(DESCRIPTION OF THE TASK): Look below for the line containing "Read out every word on this page.". Output it and each remaining line of the entries exactly, and nothing else.

━━ INPUT RECORDS ━━

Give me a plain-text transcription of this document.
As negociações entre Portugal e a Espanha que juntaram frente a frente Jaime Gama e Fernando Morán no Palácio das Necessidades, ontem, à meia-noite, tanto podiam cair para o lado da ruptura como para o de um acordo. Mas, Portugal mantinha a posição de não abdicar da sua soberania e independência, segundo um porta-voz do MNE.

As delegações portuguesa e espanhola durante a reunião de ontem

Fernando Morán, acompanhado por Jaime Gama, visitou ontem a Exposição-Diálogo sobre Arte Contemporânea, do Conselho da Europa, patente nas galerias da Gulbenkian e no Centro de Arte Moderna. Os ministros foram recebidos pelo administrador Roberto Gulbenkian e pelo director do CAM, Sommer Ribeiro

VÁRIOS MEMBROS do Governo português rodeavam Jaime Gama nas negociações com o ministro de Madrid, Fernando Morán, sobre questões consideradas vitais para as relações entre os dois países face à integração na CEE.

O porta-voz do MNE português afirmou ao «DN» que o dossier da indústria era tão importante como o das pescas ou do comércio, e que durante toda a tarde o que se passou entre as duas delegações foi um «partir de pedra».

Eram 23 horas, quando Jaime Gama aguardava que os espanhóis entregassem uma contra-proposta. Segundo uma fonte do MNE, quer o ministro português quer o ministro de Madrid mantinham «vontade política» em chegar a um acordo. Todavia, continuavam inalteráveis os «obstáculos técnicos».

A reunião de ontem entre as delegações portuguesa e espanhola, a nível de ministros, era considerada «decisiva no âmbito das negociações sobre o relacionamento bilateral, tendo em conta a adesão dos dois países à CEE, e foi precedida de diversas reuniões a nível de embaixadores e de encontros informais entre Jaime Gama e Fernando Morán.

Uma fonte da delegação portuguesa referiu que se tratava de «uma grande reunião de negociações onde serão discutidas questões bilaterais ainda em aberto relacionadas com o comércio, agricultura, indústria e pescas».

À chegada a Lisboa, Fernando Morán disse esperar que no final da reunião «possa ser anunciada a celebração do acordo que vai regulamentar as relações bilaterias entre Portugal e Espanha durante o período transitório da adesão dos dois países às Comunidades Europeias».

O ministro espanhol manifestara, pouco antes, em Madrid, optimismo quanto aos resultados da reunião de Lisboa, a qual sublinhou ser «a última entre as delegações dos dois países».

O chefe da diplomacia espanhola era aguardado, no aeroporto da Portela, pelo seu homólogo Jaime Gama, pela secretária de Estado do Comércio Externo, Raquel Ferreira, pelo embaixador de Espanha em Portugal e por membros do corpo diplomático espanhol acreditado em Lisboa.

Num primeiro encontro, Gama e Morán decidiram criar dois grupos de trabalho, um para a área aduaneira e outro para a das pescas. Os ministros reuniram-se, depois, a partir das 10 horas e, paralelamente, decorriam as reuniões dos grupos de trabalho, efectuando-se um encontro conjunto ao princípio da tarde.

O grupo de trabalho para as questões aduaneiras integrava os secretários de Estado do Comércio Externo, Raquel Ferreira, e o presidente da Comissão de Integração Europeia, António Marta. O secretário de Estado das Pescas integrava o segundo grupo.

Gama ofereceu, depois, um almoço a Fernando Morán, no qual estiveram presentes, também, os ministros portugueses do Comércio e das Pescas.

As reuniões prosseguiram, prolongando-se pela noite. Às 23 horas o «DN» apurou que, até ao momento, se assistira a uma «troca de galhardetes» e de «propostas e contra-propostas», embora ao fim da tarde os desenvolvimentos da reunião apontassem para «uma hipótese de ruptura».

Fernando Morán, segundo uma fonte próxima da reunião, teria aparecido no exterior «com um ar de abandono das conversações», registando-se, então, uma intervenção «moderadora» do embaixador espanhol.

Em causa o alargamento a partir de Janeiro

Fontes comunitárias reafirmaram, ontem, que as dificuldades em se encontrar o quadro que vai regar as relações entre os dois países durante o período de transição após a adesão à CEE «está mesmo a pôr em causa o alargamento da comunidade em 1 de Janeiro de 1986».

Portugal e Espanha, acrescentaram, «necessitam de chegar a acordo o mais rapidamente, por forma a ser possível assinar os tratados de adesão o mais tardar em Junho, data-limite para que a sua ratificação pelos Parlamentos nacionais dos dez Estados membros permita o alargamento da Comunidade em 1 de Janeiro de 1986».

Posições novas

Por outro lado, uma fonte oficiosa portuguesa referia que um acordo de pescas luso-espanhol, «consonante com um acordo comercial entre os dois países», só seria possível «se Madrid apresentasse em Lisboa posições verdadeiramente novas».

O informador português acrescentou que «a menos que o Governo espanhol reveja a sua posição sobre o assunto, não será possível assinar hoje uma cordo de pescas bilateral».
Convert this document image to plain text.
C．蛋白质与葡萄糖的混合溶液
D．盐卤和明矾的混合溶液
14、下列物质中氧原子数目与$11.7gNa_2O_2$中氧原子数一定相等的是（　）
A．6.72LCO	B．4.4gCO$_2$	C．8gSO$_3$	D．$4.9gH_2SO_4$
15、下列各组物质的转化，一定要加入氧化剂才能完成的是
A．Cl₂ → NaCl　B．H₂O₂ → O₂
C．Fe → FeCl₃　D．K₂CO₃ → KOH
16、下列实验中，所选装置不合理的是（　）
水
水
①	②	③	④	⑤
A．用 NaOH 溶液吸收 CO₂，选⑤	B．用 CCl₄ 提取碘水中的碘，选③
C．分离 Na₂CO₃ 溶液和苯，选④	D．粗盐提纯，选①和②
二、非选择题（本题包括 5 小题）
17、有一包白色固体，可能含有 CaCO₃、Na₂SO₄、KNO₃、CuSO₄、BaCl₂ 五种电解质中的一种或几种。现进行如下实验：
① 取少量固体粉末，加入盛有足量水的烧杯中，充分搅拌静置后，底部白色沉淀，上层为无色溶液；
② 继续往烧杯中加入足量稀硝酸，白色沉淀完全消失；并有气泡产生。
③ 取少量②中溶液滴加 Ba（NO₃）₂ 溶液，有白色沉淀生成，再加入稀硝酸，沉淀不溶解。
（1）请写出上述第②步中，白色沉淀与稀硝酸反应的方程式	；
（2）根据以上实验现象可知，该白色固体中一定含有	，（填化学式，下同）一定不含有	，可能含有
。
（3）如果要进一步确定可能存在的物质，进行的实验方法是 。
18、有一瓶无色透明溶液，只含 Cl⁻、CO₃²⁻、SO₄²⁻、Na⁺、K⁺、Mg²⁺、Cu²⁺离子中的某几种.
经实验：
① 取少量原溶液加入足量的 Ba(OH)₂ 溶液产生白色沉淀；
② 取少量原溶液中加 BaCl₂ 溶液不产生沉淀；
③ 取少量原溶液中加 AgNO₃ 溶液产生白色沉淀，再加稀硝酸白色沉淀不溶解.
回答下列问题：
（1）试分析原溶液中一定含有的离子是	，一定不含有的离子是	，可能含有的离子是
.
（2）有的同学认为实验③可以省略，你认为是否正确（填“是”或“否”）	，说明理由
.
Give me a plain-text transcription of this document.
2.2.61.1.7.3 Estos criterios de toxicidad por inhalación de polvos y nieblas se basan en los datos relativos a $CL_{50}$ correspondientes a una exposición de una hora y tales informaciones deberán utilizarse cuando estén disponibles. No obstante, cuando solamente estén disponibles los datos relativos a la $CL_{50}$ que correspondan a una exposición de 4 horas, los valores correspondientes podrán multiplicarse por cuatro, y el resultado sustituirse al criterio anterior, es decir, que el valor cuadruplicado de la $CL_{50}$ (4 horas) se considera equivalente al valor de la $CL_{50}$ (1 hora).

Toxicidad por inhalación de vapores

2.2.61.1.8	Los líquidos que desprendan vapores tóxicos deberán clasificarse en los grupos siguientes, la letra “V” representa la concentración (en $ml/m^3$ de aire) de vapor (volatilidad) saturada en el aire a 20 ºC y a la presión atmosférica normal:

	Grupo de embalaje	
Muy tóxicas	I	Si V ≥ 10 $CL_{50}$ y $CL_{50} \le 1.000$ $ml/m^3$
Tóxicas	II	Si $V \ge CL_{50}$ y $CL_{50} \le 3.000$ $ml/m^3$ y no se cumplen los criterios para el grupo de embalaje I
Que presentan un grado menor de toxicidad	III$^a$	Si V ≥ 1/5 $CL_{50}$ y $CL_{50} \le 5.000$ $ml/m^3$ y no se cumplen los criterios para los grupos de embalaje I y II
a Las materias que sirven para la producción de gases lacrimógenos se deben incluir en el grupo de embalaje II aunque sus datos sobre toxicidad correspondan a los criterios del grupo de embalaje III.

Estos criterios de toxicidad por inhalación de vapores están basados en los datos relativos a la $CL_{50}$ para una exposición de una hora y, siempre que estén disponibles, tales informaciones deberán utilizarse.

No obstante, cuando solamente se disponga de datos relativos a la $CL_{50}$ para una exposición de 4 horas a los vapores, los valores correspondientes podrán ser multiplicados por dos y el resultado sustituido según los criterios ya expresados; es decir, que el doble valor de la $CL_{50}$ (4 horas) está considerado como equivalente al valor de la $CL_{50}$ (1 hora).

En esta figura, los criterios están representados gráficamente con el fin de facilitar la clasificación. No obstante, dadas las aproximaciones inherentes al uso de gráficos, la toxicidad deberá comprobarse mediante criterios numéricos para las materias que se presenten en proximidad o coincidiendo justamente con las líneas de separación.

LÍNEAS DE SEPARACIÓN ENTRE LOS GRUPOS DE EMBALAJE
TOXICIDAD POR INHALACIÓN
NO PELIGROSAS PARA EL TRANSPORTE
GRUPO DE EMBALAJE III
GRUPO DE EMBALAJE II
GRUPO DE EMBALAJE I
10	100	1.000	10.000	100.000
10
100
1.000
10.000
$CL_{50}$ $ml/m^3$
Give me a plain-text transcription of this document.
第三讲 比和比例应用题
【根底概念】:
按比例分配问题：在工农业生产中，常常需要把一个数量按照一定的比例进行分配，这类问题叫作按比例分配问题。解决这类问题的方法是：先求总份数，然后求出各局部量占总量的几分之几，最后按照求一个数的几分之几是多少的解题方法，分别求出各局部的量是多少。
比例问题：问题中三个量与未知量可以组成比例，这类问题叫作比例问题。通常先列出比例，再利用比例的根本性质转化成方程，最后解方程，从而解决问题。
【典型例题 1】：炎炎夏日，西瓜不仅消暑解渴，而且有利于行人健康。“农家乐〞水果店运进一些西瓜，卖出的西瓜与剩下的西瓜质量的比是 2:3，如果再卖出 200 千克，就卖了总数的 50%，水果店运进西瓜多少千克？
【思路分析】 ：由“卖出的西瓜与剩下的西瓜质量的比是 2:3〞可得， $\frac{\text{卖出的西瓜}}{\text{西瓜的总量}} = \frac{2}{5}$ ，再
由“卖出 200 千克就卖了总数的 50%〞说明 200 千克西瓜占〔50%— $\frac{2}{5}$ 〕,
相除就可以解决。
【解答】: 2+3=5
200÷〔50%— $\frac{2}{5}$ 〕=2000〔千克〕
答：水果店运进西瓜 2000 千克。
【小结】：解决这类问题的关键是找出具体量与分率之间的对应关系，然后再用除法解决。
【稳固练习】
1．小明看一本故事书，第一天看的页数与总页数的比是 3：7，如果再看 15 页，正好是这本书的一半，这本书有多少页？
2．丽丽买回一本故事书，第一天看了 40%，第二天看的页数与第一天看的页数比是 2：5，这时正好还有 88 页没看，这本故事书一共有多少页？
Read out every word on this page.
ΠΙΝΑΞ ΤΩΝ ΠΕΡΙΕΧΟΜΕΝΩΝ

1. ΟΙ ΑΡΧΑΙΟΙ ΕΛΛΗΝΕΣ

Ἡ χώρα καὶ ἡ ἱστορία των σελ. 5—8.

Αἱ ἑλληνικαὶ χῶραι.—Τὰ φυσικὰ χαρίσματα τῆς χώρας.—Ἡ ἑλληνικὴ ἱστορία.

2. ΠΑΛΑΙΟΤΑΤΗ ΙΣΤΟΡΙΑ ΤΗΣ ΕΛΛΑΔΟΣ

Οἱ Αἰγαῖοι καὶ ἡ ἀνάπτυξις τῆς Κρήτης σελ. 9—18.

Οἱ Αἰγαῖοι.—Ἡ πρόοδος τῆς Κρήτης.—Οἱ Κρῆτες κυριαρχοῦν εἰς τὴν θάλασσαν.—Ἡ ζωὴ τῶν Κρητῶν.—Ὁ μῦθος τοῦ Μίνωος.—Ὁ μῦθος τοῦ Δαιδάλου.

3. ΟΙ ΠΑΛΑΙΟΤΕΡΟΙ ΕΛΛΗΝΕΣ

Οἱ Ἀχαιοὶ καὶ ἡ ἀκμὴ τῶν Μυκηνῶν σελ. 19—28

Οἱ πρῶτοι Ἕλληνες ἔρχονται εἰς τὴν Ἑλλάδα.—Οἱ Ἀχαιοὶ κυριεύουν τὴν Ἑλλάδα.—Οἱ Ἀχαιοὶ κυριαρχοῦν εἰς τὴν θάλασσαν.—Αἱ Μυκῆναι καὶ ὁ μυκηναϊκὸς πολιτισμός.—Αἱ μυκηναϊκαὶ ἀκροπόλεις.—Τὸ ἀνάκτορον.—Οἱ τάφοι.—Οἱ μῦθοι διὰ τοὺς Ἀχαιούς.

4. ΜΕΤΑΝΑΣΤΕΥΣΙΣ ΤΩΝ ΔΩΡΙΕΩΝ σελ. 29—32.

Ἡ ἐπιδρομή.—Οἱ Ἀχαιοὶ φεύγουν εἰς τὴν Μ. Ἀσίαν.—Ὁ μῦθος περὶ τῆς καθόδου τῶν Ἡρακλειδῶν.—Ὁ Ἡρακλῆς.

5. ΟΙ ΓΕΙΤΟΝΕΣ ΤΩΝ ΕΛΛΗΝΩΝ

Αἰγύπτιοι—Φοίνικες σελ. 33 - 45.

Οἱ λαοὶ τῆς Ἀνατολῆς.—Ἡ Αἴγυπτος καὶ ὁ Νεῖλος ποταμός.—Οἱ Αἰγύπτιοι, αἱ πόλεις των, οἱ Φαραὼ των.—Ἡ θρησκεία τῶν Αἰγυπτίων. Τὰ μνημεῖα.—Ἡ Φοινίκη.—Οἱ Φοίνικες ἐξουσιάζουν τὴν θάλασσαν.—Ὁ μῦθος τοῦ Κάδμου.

━━━

(IN RESPONSE):
Read out every word on this page.
ΠΙΝΑΞ ΤΩΝ ΠΕΡΙΕΧΟΜΕΝΩΝ

1. ΟΙ ΑΡΧΑΙΟΙ ΕΛΛΗΝΕΣ

Ἡ χώρα καὶ ἡ ἱστορία των σελ. 5—8.

Αἱ ἑλληνικαὶ χῶραι.—Τὰ φυσικὰ χαρίσματα τῆς χώρας.—Ἡ ἑλληνικὴ ἱστορία.

2. ΠΑΛΑΙΟΤΑΤΗ ΙΣΤΟΡΙΑ ΤΗΣ ΕΛΛΑΔΟΣ

Οἱ Αἰγαῖοι καὶ ἡ ἀνάπτυξις τῆς Κρήτης σελ. 9—18.

Οἱ Αἰγαῖοι.—Ἡ πρόοδος τῆς Κρήτης.—Οἱ Κρῆτες κυριαρχοῦν εἰς τὴν θάλασσαν.—Ἡ ζωὴ τῶν Κρητῶν.—Ὁ μῦθος τοῦ Μίνωος.—Ὁ μῦθος τοῦ Δαιδάλου.

3. ΟΙ ΠΑΛΑΙΟΤΕΡΟΙ ΕΛΛΗΝΕΣ

Οἱ Ἀχαιοὶ καὶ ἡ ἀκμὴ τῶν Μυκηνῶν σελ. 19—28

Οἱ πρῶτοι Ἕλληνες ἔρχονται εἰς τὴν Ἑλλάδα.—Οἱ Ἀχαιοὶ κυριεύουν τὴν Ἑλλάδα.—Οἱ Ἀχαιοὶ κυριαρχοῦν εἰς τὴν θάλασσαν.—Αἱ Μυκῆναι καὶ ὁ μυκηναϊκὸς πολιτισμός.—Αἱ μυκηναϊκαὶ ἀκροπόλεις.—Τὸ ἀνάκτορον.—Οἱ τάφοι.—Οἱ μῦθοι διὰ τοὺς Ἀχαιούς.

4. ΜΕΤΑΝΑΣΤΕΥΣΙΣ ΤΩΝ ΔΩΡΙΕΩΝ σελ. 29—32.

Ἡ ἐπιδρομή.—Οἱ Ἀχαιοὶ φεύγουν εἰς τὴν Μ. Ἀσίαν.—Ὁ μῦθος περὶ τῆς καθόδου τῶν Ἡρακλειδῶν.—Ὁ Ἡρακλῆς.

5. ΟΙ ΓΕΙΤΟΝΕΣ ΤΩΝ ΕΛΛΗΝΩΝ

Αἰγύπτιοι—Φοίνικες σελ. 33 - 45.

Οἱ λαοὶ τῆς Ἀνατολῆς.—Ἡ Αἴγυπτος καὶ ὁ Νεῖλος ποταμός.—Οἱ Αἰγύπτιοι, αἱ πόλεις των, οἱ Φαραὼ των.—Ἡ θρησκεία τῶν Αἰγυπτίων. Τὰ μνημεῖα.—Ἡ Φοινίκη.—Οἱ Φοίνικες ἐξουσιάζουν τὴν θάλασσαν.—Ὁ μῦθος τοῦ Κάδμου.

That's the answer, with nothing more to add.